What to produce: Quote the entries in full, character for character, without their images.

(Dataset entries)
-- begin --
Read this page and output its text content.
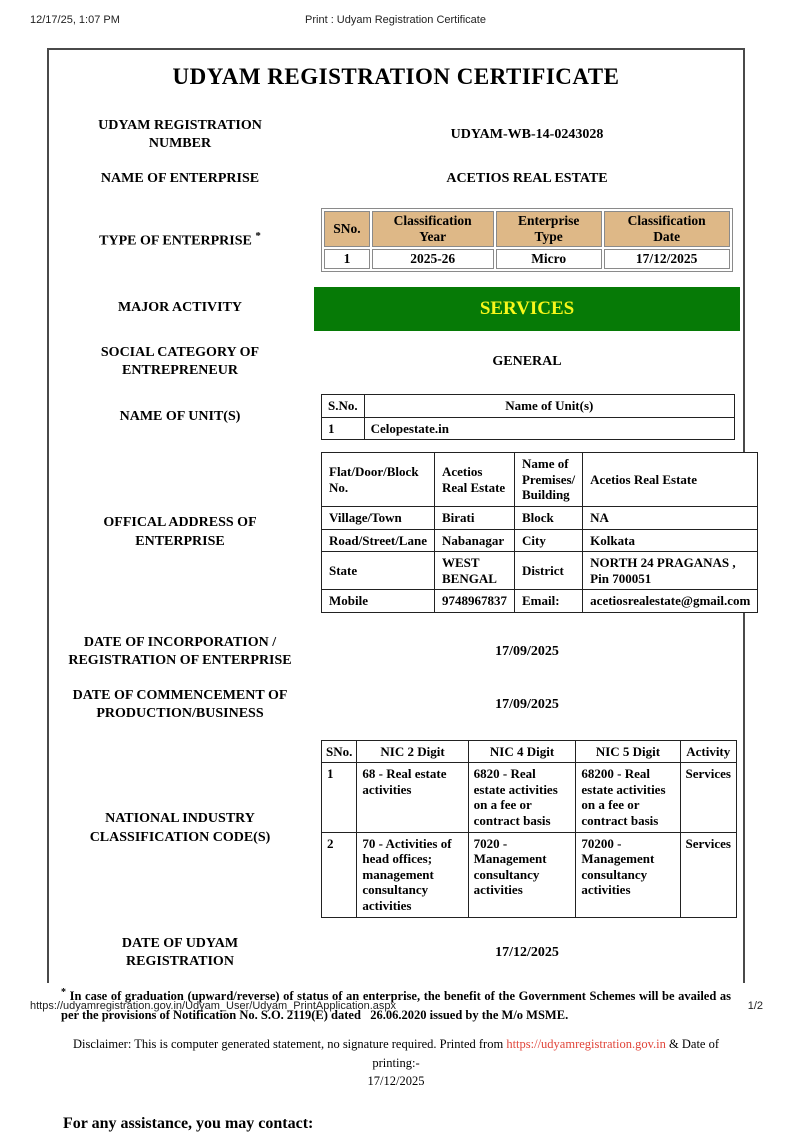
12/17/25, 1:07 PM	Print : Udyam Registration Certificate
UDYAM REGISTRATION CERTIFICATE
UDYAM REGISTRATION NUMBER
UDYAM-WB-14-0243028
NAME OF ENTERPRISE	ACETIOS REAL ESTATE
TYPE OF ENTERPRISE *
SNo.	Classification Year	Enterprise Type	Classification Date
1	2025-26	Micro	17/12/2025
MAJOR ACTIVITY	SERVICES
SOCIAL CATEGORY OF ENTREPRENEUR
GENERAL
NAME OF UNIT(S)
S.No.	Name of Unit(s)
1	Celopestate.in
OFFICAL ADDRESS OF ENTERPRISE
Flat/Door/Block No.	Acetios Real Estate	Name of Premises/ Building	Acetios Real Estate
Village/Town	Birati	Block	NA
Road/Street/Lane	Nabanagar	City	Kolkata
State	WEST BENGAL	District	NORTH 24 PRAGANAS , Pin 700051
Mobile	9748967837	Email:	acetiosrealestate@gmail.com
DATE OF INCORPORATION / REGISTRATION OF ENTERPRISE
17/09/2025
DATE OF COMMENCEMENT OF PRODUCTION/BUSINESS
17/09/2025
NATIONAL INDUSTRY CLASSIFICATION CODE(S)
SNo.	NIC 2 Digit	NIC 4 Digit	NIC 5 Digit	Activity
1	68 - Real estate activities	6820 - Real estate activities on a fee or contract basis	68200 - Real estate activities on a fee or contract basis	Services
2	70 - Activities of head offices; management consultancy activities	7020 - Management consultancy activities	70200 - Management consultancy activities	Services
DATE OF UDYAM REGISTRATION
17/12/2025
* In case of graduation (upward/reverse) of status of an enterprise, the benefit of the Government Schemes will be availed as per the provisions of Notification No. S.O. 2119(E) dated   26.06.2020 issued by the M/o MSME.
Disclaimer: This is computer generated statement, no signature required. Printed from https://udyamregistration.gov.in & Date of printing:-
17/12/2025
For any assistance, you may contact:
https://udyamregistration.gov.in/Udyam_User/Udyam_PrintApplication.aspx	1/2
-- end --
Task solution:
Read this page and output its text content.
12/17/25, 1:07 PM	Print : Udyam Registration Certificate
UDYAM REGISTRATION CERTIFICATE
UDYAM REGISTRATION NUMBER
UDYAM-WB-14-0243028
NAME OF ENTERPRISE	ACETIOS REAL ESTATE
TYPE OF ENTERPRISE *
SNo.	Classification Year	Enterprise Type	Classification Date
1	2025-26	Micro	17/12/2025
MAJOR ACTIVITY	SERVICES
SOCIAL CATEGORY OF ENTREPRENEUR
GENERAL
NAME OF UNIT(S)
S.No.	Name of Unit(s)
1	Celopestate.in
OFFICAL ADDRESS OF ENTERPRISE
Flat/Door/Block No.	Acetios Real Estate	Name of Premises/ Building	Acetios Real Estate
Village/Town	Birati	Block	NA
Road/Street/Lane	Nabanagar	City	Kolkata
State	WEST BENGAL	District	NORTH 24 PRAGANAS , Pin 700051
Mobile	9748967837	Email:	acetiosrealestate@gmail.com
DATE OF INCORPORATION / REGISTRATION OF ENTERPRISE
17/09/2025
DATE OF COMMENCEMENT OF PRODUCTION/BUSINESS
17/09/2025
NATIONAL INDUSTRY CLASSIFICATION CODE(S)
SNo.	NIC 2 Digit	NIC 4 Digit	NIC 5 Digit	Activity
1	68 - Real estate activities	6820 - Real estate activities on a fee or contract basis	68200 - Real estate activities on a fee or contract basis	Services
2	70 - Activities of head offices; management consultancy activities	7020 - Management consultancy activities	70200 - Management consultancy activities	Services
DATE OF UDYAM REGISTRATION
17/12/2025
* In case of graduation (upward/reverse) of status of an enterprise, the benefit of the Government Schemes will be availed as per the provisions of Notification No. S.O. 2119(E) dated   26.06.2020 issued by the M/o MSME.
Disclaimer: This is computer generated statement, no signature required. Printed from https://udyamregistration.gov.in & Date of printing:-
17/12/2025
For any assistance, you may contact:
https://udyamregistration.gov.in/Udyam_User/Udyam_PrintApplication.aspx	1/2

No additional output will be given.